◆ **Given data**

________________________

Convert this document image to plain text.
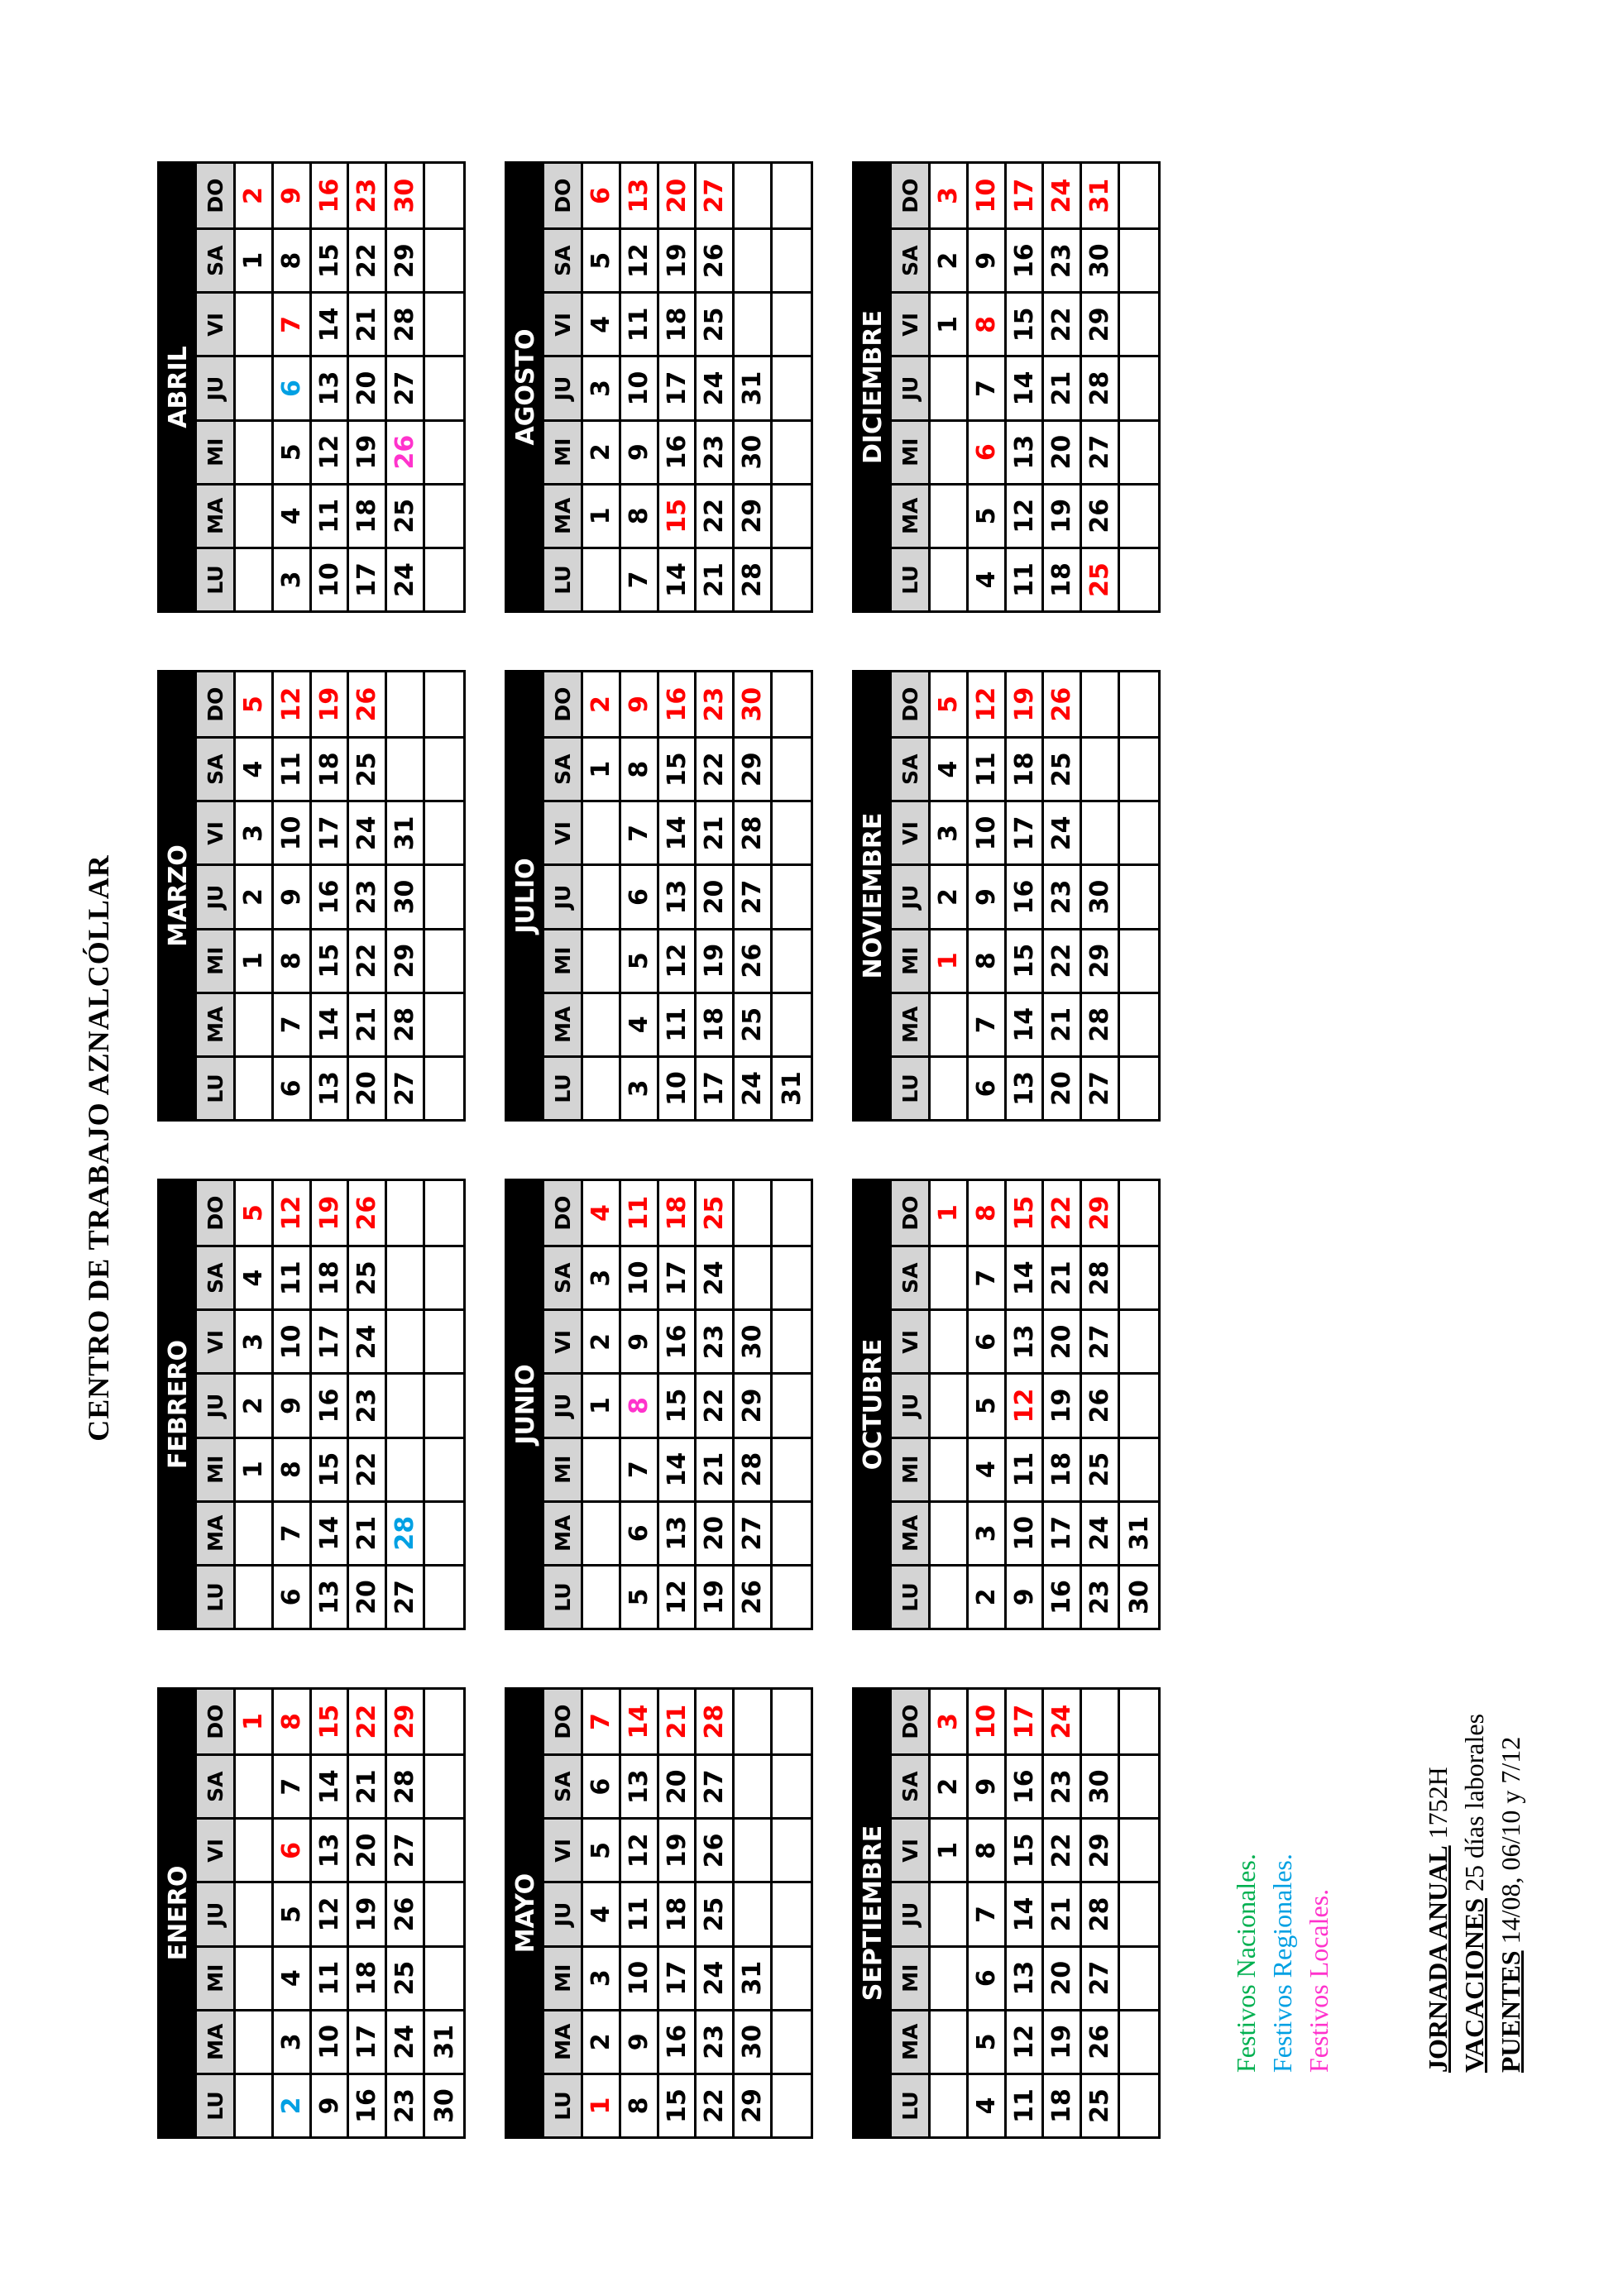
CENTRO DE TRABAJO AZNALCÓLLAR
ENERO
LU
MA
MI
JU
VI
SA
DO 1
2
3
4
5
6
7
8
9
10
11
12
13
14
15
16
17
18
19
20
21
22
23
24
25
26
27
28
29
30
31
FEBRERO
LU
MA
MI
JU
VI
SA
DO
1
2
3
4
5
6
7
8
9
10
11
12
13
14
15
16
17
18
19
20
21
22
23
24
25
26
27
28
MARZO
LU
MA
MI
JU
VI
SA
DO
1
2
3
4
5
6
7
8
9
10
11
12
13
14
15
16
17
18
19
20
21
22
23
24
25
26
27
28
29
30
31
ABRIL
LU
MA
MI
JU
VI
SA
DO
1
2
3
4
5
6
7
8
9
10
11
12
13
14
15
16
17
18
19
20
21
22
23
24
25
26
27
28
29
30
MAYO
LU
MA
MI
JU
VI
SA
DO
1
2
3
4
5
6
7
8
9
10
11
12
13
14
15
16
17
18
19
20
21
22
23
24
25
26
27
28
29
30
31
JUNIO
LU
MA
MI
JU
VI
SA
DO
1
2
3
4
5
6
7
8
9
10
11
12
13
14
15
16
17
18
19
20
21
22
23
24
25
26
27
28
29
30
JULIO
LU
MA
MI
JU
VI
SA
DO
1
2
3
4
5
6
7
8
9
10
11
12
13
14
15
16
17
18
19
20
21
22
23
24
25
26
27
28
29
30
31
AGOSTO
LU
MA
MI
JU
VI
SA
DO
1
2
3
4
5
6
7
8
9
10
11
12
13
14
15
16
17
18
19
20
21
22
23
24
25
26
27
28
29
30
31
SEPTIEMBRE
LU
MA
MI
JU
VI
SA
DO
1
2
3
4
5
6
7
8
9
10
11
12
13
14
15
16
17
18
19
20
21
22
23
24
25
26
27
28
29
30
OCTUBRE
LU
MA
MI
JU
VI
SA
DO 1
2
3
4
5
6
7
8
9
10
11
12
13
14
15
16
17
18
19
20
21
22
23
24
25
26
27
28
29
30
31
NOVIEMBRE
LU
MA
MI
JU
VI
SA
DO
1
2
3
4
5
6
7
8
9
10
11
12
13
14
15
16
17
18
19
20
21
22
23
24
25
26
27
28
29
30
DICIEMBRE
LU
MA
MI
JU
VI
SA
DO
1
2
3
4
5
6
7
8
9
10
11
12
13
14
15
16
17
18
19
20
21
22
23
24
25
26
27
28
29
30
31
Festivos Nacionales. Festivos Regionales. Festivos Locales.	JORNADA ANUAL 1752H
VACACIONES 25 días laborales
PUENTES 14/08, 06/10 y 7/12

________________________

◆ **To be done**
Reproduce the entries above word for word. Pictures stay out.

◆ **Written answer**
Convert this document image to plain text.
CENTRO DE TRABAJO AZNALCÓLLAR
ENERO
LU
MA
MI
JU
VI
SA
DO 1
2
3
4
5
6
7
8
9
10
11
12
13
14
15
16
17
18
19
20
21
22
23
24
25
26
27
28
29
30
31
FEBRERO
LU
MA
MI
JU
VI
SA
DO
1
2
3
4
5
6
7
8
9
10
11
12
13
14
15
16
17
18
19
20
21
22
23
24
25
26
27
28
MARZO
LU
MA
MI
JU
VI
SA
DO
1
2
3
4
5
6
7
8
9
10
11
12
13
14
15
16
17
18
19
20
21
22
23
24
25
26
27
28
29
30
31
ABRIL
LU
MA
MI
JU
VI
SA
DO
1
2
3
4
5
6
7
8
9
10
11
12
13
14
15
16
17
18
19
20
21
22
23
24
25
26
27
28
29
30
MAYO
LU
MA
MI
JU
VI
SA
DO
1
2
3
4
5
6
7
8
9
10
11
12
13
14
15
16
17
18
19
20
21
22
23
24
25
26
27
28
29
30
31
JUNIO
LU
MA
MI
JU
VI
SA
DO
1
2
3
4
5
6
7
8
9
10
11
12
13
14
15
16
17
18
19
20
21
22
23
24
25
26
27
28
29
30
JULIO
LU
MA
MI
JU
VI
SA
DO
1
2
3
4
5
6
7
8
9
10
11
12
13
14
15
16
17
18
19
20
21
22
23
24
25
26
27
28
29
30
31
AGOSTO
LU
MA
MI
JU
VI
SA
DO
1
2
3
4
5
6
7
8
9
10
11
12
13
14
15
16
17
18
19
20
21
22
23
24
25
26
27
28
29
30
31
SEPTIEMBRE
LU
MA
MI
JU
VI
SA
DO
1
2
3
4
5
6
7
8
9
10
11
12
13
14
15
16
17
18
19
20
21
22
23
24
25
26
27
28
29
30
OCTUBRE
LU
MA
MI
JU
VI
SA
DO 1
2
3
4
5
6
7
8
9
10
11
12
13
14
15
16
17
18
19
20
21
22
23
24
25
26
27
28
29
30
31
NOVIEMBRE
LU
MA
MI
JU
VI
SA
DO
1
2
3
4
5
6
7
8
9
10
11
12
13
14
15
16
17
18
19
20
21
22
23
24
25
26
27
28
29
30
DICIEMBRE
LU
MA
MI
JU
VI
SA
DO
1
2
3
4
5
6
7
8
9
10
11
12
13
14
15
16
17
18
19
20
21
22
23
24
25
26
27
28
29
30
31
Festivos Nacionales. Festivos Regionales. Festivos Locales.	JORNADA ANUAL 1752H
VACACIONES 25 días laborales
PUENTES 14/08, 06/10 y 7/12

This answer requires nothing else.